### What needs to be done
Copy all lines in which the word "которых" can be found.

### Source material

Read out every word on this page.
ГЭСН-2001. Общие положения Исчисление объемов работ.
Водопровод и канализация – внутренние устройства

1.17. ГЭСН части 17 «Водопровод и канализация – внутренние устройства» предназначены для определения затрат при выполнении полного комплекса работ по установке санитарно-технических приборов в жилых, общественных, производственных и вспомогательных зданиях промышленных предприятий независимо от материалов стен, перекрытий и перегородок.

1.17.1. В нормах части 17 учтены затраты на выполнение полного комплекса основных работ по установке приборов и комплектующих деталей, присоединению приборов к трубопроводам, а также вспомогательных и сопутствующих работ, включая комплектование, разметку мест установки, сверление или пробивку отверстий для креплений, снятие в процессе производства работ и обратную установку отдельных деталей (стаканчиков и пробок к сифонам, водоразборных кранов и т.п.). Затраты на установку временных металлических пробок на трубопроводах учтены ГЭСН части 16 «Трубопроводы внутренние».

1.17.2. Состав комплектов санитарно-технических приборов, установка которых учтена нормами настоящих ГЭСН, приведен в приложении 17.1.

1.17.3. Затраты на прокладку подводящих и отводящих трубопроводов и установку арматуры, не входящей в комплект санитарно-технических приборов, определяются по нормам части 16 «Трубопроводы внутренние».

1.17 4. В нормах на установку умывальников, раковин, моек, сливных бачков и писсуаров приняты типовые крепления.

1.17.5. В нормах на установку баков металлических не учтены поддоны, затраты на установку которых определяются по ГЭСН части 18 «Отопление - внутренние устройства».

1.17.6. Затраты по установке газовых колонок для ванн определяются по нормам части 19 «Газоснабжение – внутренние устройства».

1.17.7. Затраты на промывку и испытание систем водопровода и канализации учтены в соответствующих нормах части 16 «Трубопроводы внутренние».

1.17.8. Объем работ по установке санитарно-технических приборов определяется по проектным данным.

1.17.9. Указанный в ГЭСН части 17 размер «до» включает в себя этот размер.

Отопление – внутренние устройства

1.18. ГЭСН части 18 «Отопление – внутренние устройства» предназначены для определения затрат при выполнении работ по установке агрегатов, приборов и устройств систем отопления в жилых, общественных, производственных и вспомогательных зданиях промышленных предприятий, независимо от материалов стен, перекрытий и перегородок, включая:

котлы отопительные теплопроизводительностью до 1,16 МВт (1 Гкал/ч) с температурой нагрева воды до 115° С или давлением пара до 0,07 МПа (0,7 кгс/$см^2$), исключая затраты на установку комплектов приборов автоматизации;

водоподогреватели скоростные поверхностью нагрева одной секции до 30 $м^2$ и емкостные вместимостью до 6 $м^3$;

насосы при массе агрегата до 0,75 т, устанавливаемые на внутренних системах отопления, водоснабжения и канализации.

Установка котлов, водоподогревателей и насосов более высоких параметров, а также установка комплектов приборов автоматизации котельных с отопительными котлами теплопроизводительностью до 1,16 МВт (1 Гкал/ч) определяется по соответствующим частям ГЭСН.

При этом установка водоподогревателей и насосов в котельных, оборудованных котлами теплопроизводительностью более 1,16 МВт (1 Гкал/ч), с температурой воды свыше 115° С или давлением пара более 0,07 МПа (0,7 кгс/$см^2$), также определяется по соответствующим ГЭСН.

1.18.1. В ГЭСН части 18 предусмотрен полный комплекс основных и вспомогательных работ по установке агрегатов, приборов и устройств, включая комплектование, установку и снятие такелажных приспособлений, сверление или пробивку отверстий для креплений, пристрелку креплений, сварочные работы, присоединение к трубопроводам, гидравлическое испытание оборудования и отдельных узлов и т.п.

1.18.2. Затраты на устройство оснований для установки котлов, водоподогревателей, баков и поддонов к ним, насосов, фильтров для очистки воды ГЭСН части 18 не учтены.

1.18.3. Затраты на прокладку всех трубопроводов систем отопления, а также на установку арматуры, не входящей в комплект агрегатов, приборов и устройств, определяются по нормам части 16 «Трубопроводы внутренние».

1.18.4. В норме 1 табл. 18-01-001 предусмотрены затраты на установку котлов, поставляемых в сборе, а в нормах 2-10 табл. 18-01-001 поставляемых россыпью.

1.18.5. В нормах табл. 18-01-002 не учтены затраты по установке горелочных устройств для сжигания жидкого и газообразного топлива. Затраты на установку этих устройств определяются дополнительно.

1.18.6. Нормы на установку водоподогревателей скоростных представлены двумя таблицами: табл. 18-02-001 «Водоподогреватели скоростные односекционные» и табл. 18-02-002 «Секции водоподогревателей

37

### Reply to the task
1.17.2. Состав комплектов санитарно-технических приборов, установка которых учтена нормами настоящих ГЭСН, приведен в приложении 17.1.
1.17.5. В нормах на установку баков металлических не учтены поддоны, затраты на установку которых определяются по ГЭСН части 18 «Отопление - внутренние устройства».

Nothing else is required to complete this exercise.